▶ Problem
Please render the lines below as a numbered list, skipping any blank lines and leaving the pictures out.

+===+

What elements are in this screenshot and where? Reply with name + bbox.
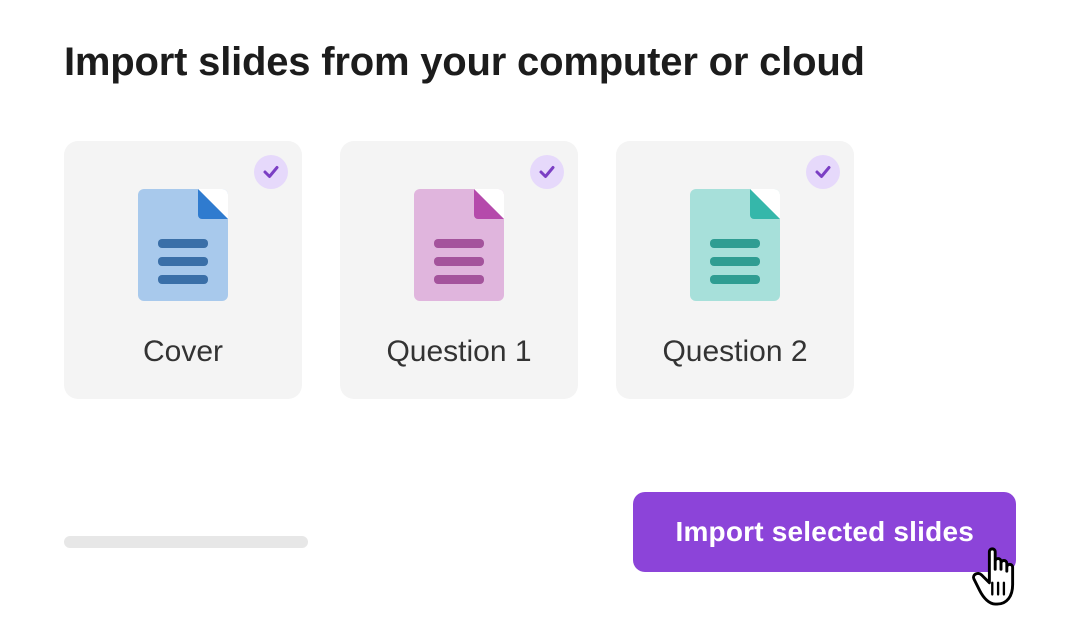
import-slides-dialog: Import slides from your computer or clou… [0,0,1080,399]
page-title: Import slides from your computer or clou… [64,40,1016,85]
document-icon [414,189,504,301]
slide-card[interactable]: Cover [64,141,302,399]
check-icon [262,163,280,181]
slide-card-label: Cover [143,335,223,369]
bottom-bar: Import selected slides [64,492,1016,572]
document-icon [690,189,780,301]
slide-card-label: Question 1 [386,335,531,369]
selected-badge [530,155,564,189]
check-icon [538,163,556,181]
selected-badge [254,155,288,189]
selected-badge [806,155,840,189]
slide-card[interactable]: Question 1 [340,141,578,399]
slide-card-label: Question 2 [662,335,807,369]
document-icon [138,189,228,301]
import-selected-button[interactable]: Import selected slides [633,492,1016,572]
check-icon [814,163,832,181]
progress-track [64,536,308,548]
slide-card[interactable]: Question 2 [616,141,854,399]
slide-card-list: Cover Question 1 [64,141,1016,399]
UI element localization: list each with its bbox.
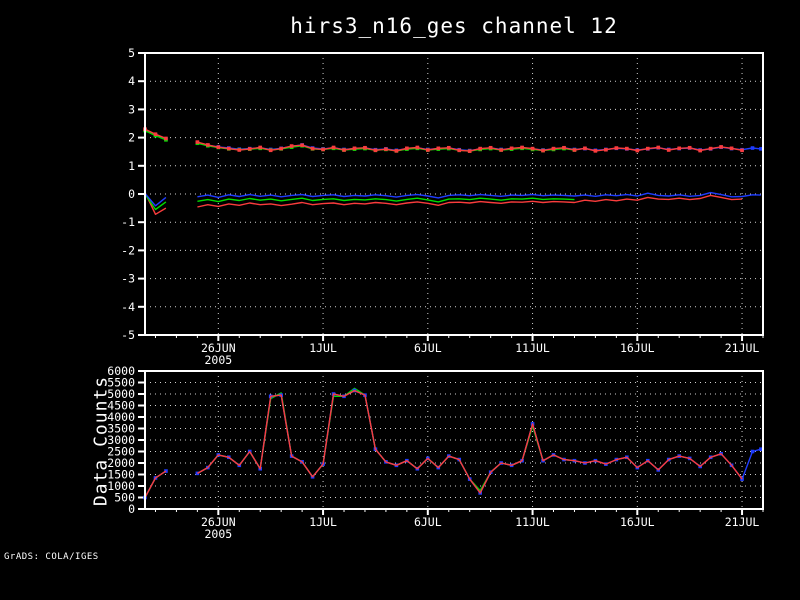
data-point-marker xyxy=(551,146,556,151)
data-counts-panel: 6000550050004500400035003000250020001500… xyxy=(107,364,764,541)
bias-upper-red-line xyxy=(144,128,743,152)
x-tick-label: 11JUL xyxy=(515,515,550,529)
bias-upper-blue-line xyxy=(144,129,761,152)
data-point-marker xyxy=(258,145,263,150)
data-point-marker xyxy=(488,145,493,150)
data-point-marker xyxy=(342,148,346,152)
data-point-marker xyxy=(635,148,640,153)
x-tick-label: 11JUL xyxy=(515,341,550,355)
data-point-marker xyxy=(708,146,713,151)
data-point-marker xyxy=(446,145,451,150)
data-point-marker xyxy=(719,145,723,149)
data-point-marker xyxy=(666,148,671,152)
grads-plot: hirs3_n16_ges channel 12 5 4 3 2 1 0 -1 -2 -3 -4-… xyxy=(0,0,800,600)
x-tick-label: 6JUL xyxy=(414,341,442,355)
y-tick-label: 2 xyxy=(128,131,135,145)
data-point-marker xyxy=(645,146,650,151)
data-point-marker xyxy=(226,146,231,151)
y-tick-label: 1 xyxy=(128,159,135,173)
x-tick-label: 16JUL xyxy=(620,515,655,529)
data-point-marker xyxy=(499,148,503,152)
data-point-marker xyxy=(687,145,692,150)
x-tick-label: 21JUL xyxy=(725,515,760,529)
data-point-marker xyxy=(195,140,200,144)
data-point-marker xyxy=(509,146,514,151)
data-point-marker xyxy=(310,146,315,151)
data-point-marker xyxy=(164,136,168,141)
data-point-marker xyxy=(530,146,535,151)
data-point-marker xyxy=(216,145,221,149)
bias-panel: 543210-1-2-3-4-526JUN20051JUL 6JUL 11JUL 16… xyxy=(121,46,764,367)
data-point-marker xyxy=(541,148,545,153)
data-point-marker xyxy=(237,148,242,152)
counts-blue-markers xyxy=(143,388,763,500)
data-point-marker xyxy=(729,146,734,151)
data-point-marker xyxy=(206,143,210,147)
data-point-marker xyxy=(384,147,388,151)
y-tick-label: 4 xyxy=(128,74,135,88)
y-tick-label: 0 xyxy=(128,502,135,516)
counts-blue-line xyxy=(144,389,762,498)
data-point-marker xyxy=(415,145,420,150)
data-point-marker xyxy=(394,149,399,153)
y-tick-label: 0 xyxy=(128,187,135,201)
data-point-marker xyxy=(604,147,608,152)
data-point-marker xyxy=(405,146,409,151)
data-point-marker xyxy=(363,145,367,150)
data-point-marker xyxy=(614,146,619,150)
x-tick-label: 6JUL xyxy=(414,515,442,529)
y-tick-label: -5 xyxy=(121,328,135,342)
y-tick-label: 5 xyxy=(128,46,135,60)
yaxis-label-data-counts: Data Counts xyxy=(90,375,112,507)
data-point-marker xyxy=(300,143,304,148)
y-tick-label: -2 xyxy=(121,243,135,257)
data-point-marker xyxy=(352,146,357,151)
x-tick-label: 21JUL xyxy=(725,341,760,355)
data-point-marker xyxy=(373,148,378,153)
data-point-marker xyxy=(467,149,472,153)
x-tick-label: 1JUL xyxy=(309,515,337,529)
data-point-marker xyxy=(279,146,283,151)
x-tick-label: 16JUL xyxy=(620,341,655,355)
data-point-marker xyxy=(583,146,587,151)
data-point-marker xyxy=(478,146,482,151)
data-point-marker xyxy=(331,145,336,150)
data-point-marker xyxy=(698,148,702,153)
data-point-marker xyxy=(625,146,629,151)
x-tick-sublabel: 2005 xyxy=(204,353,232,367)
data-point-marker xyxy=(750,449,755,454)
y-tick-label: -4 xyxy=(121,300,135,314)
data-point-marker xyxy=(153,132,158,137)
y-tick-label: 3 xyxy=(128,102,135,116)
data-point-marker xyxy=(436,146,441,151)
grads-credit: GrADS: COLA/IGES xyxy=(4,552,99,562)
x-tick-label: 1JUL xyxy=(309,341,337,355)
y-tick-label: -3 xyxy=(121,272,135,286)
data-point-marker xyxy=(572,148,577,152)
data-point-marker xyxy=(740,148,744,153)
data-point-marker xyxy=(268,148,273,153)
data-point-marker xyxy=(677,146,682,151)
data-point-marker xyxy=(750,146,755,150)
data-point-marker xyxy=(426,148,430,152)
data-point-marker xyxy=(247,147,252,151)
data-point-marker xyxy=(457,148,462,153)
data-point-marker xyxy=(562,145,566,150)
counts-red-line xyxy=(144,389,743,498)
counts-green-line xyxy=(144,387,575,498)
chart-canvas: 543210-1-2-3-4-526JUN20051JUL 6JUL 11JUL 16… xyxy=(107,46,764,541)
x-tick-sublabel: 2005 xyxy=(204,527,232,541)
y-tick-label: -1 xyxy=(121,215,135,229)
data-point-marker xyxy=(656,145,661,150)
data-point-marker xyxy=(289,144,294,148)
data-point-marker xyxy=(520,145,524,150)
data-point-marker xyxy=(593,149,598,153)
data-point-marker xyxy=(321,147,325,152)
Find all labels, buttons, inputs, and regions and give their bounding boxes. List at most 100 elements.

+===+

▶ Result of the task
1. What elements are in this screenshot and where? Reply with name + bbox.
2. import-slides-dialog: Import slides from your computer or clou… [0,0,1080,399]
3. page-title: Import slides from your computer or clou… [64,40,1016,85]
4. document-icon [414,189,504,301]
5. slide-card[interactable]: Cover [64,141,302,399]
6. check-icon [262,163,280,181]
7. slide-card-label: Cover [143,335,223,369]
8. bottom-bar: Import selected slides [64,492,1016,572]
9. document-icon [690,189,780,301]
10. slide-card-label: Question 1 [386,335,531,369]
11. selected-badge [530,155,564,189]
12. check-icon [538,163,556,181]
13. selected-badge [254,155,288,189]
14. selected-badge [806,155,840,189]
15. slide-card[interactable]: Question 1 [340,141,578,399]
16. slide-card-label: Question 2 [662,335,807,369]
17. document-icon [138,189,228,301]
18. import-selected-button[interactable]: Import selected slides [633,492,1016,572]
19. check-icon [814,163,832,181]
20. progress-track [64,536,308,548]
21. slide-card[interactable]: Question 2 [616,141,854,399]
22. slide-card-list: Cover Question 1 [64,141,1016,399]
23. UI element localization: list each with its bbox.
24. data-point-marker xyxy=(551,146,556,151)
25. data-counts-panel: 6000550050004500400035003000250020001500… xyxy=(107,364,764,541)
26. bias-upper-red-line xyxy=(144,128,743,152)
27. x-tick-label: 11JUL xyxy=(515,515,550,529)
28. bias-upper-blue-line xyxy=(144,129,761,152)
29. data-point-marker xyxy=(258,145,263,150)
30. data-point-marker xyxy=(488,145,493,150)
31. data-point-marker xyxy=(342,148,346,152)
32. data-point-marker xyxy=(635,148,640,153)
33. x-tick-label: 11JUL xyxy=(515,341,550,355)
34. data-point-marker xyxy=(708,146,713,151)
35. data-point-marker xyxy=(446,145,451,150)
36. data-point-marker xyxy=(719,145,723,149)
37. data-point-marker xyxy=(666,148,671,152)
38. grads-plot: hirs3_n16_ges channel 12 5 4 3 2 1 0 -1 -2 -3 -4-… xyxy=(0,0,800,600)
39. x-tick-label: 6JUL xyxy=(414,341,442,355)
40. y-tick-label: 2 xyxy=(128,131,135,145)
41. data-point-marker xyxy=(645,146,650,151)
42. data-point-marker xyxy=(226,146,231,151)
43. y-tick-label: 1 xyxy=(128,159,135,173)
44. x-tick-label: 16JUL xyxy=(620,515,655,529)
45. data-point-marker xyxy=(499,148,503,152)
46. data-point-marker xyxy=(687,145,692,150)
47. x-tick-label: 21JUL xyxy=(725,515,760,529)
48. data-point-marker xyxy=(195,140,200,144)
49. data-point-marker xyxy=(509,146,514,151)
50. data-point-marker xyxy=(310,146,315,151)
51. data-point-marker xyxy=(164,136,168,141)
52. data-point-marker xyxy=(530,146,535,151)
53. data-point-marker xyxy=(216,145,221,149)
54. bias-panel: 543210-1-2-3-4-526JUN20051JUL 6JUL 11JUL 16… xyxy=(121,46,764,367)
55. data-point-marker xyxy=(541,148,545,153)
56. data-point-marker xyxy=(237,148,242,152)
57. counts-blue-markers xyxy=(143,388,763,500)
58. data-point-marker xyxy=(729,146,734,151)
59. data-point-marker xyxy=(206,143,210,147)
60. data-point-marker xyxy=(384,147,388,151)
61. y-tick-label: 4 xyxy=(128,74,135,88)
62. y-tick-label: 0 xyxy=(128,502,135,516)
63. counts-blue-line xyxy=(144,389,762,498)
64. data-point-marker xyxy=(415,145,420,150)
65. data-point-marker xyxy=(394,149,399,153)
66. y-tick-label: 0 xyxy=(128,187,135,201)
67. data-point-marker xyxy=(604,147,608,152)
68. data-point-marker xyxy=(405,146,409,151)
69. data-point-marker xyxy=(363,145,367,150)
70. data-point-marker xyxy=(614,146,619,150)
71. x-tick-label: 6JUL xyxy=(414,515,442,529)
72. y-tick-label: -5 xyxy=(121,328,135,342)
73. y-tick-label: 5 xyxy=(128,46,135,60)
74. yaxis-label-data-counts: Data Counts xyxy=(90,375,112,507)
75. data-point-marker xyxy=(300,143,304,148)
76. y-tick-label: -2 xyxy=(121,243,135,257)
77. data-point-marker xyxy=(352,146,357,151)
78. x-tick-label: 21JUL xyxy=(725,341,760,355)
79. data-point-marker xyxy=(373,148,378,153)
80. data-point-marker xyxy=(467,149,472,153)
81. x-tick-label: 1JUL xyxy=(309,515,337,529)
82. data-point-marker xyxy=(279,146,283,151)
83. x-tick-label: 16JUL xyxy=(620,341,655,355)
84. data-point-marker xyxy=(583,146,587,151)
85. data-point-marker xyxy=(478,146,482,151)
86. data-point-marker xyxy=(331,145,336,150)
87. data-point-marker xyxy=(698,148,702,153)
88. data-point-marker xyxy=(625,146,629,151)
89. x-tick-sublabel: 2005 xyxy=(204,353,232,367)
90. data-point-marker xyxy=(750,449,755,454)
91. y-tick-label: -4 xyxy=(121,300,135,314)
92. data-point-marker xyxy=(153,132,158,137)
93. y-tick-label: 3 xyxy=(128,102,135,116)
94. data-point-marker xyxy=(436,146,441,151)
95. grads-credit: GrADS: COLA/IGES xyxy=(4,552,99,562)
96. x-tick-label: 1JUL xyxy=(309,341,337,355)
97. y-tick-label: -3 xyxy=(121,272,135,286)
98. data-point-marker xyxy=(572,148,577,152)
99. data-point-marker xyxy=(740,148,744,153)
100. data-point-marker xyxy=(268,148,273,153)
101. data-point-marker xyxy=(677,146,682,151)
102. data-point-marker xyxy=(750,146,755,150)
103. data-point-marker xyxy=(426,148,430,152)
104. data-point-marker xyxy=(247,147,252,151)
105. data-point-marker xyxy=(457,148,462,153)
106. data-point-marker xyxy=(562,145,566,150)
107. counts-red-line xyxy=(144,389,743,498)
108. counts-green-line xyxy=(144,387,575,498)
109. chart-canvas: 543210-1-2-3-4-526JUN20051JUL 6JUL 11JUL 16… xyxy=(107,46,764,541)
110. x-tick-sublabel: 2005 xyxy=(204,527,232,541)
111. y-tick-label: -1 xyxy=(121,215,135,229)
112. data-point-marker xyxy=(656,145,661,150)
113. data-point-marker xyxy=(289,144,294,148)
114. data-point-marker xyxy=(520,145,524,150)
115. data-point-marker xyxy=(593,149,598,153)
116. data-point-marker xyxy=(321,147,325,152)
117. Find all labels, buttons, inputs, and regions and give their bounding boxes. List at most 100 elements.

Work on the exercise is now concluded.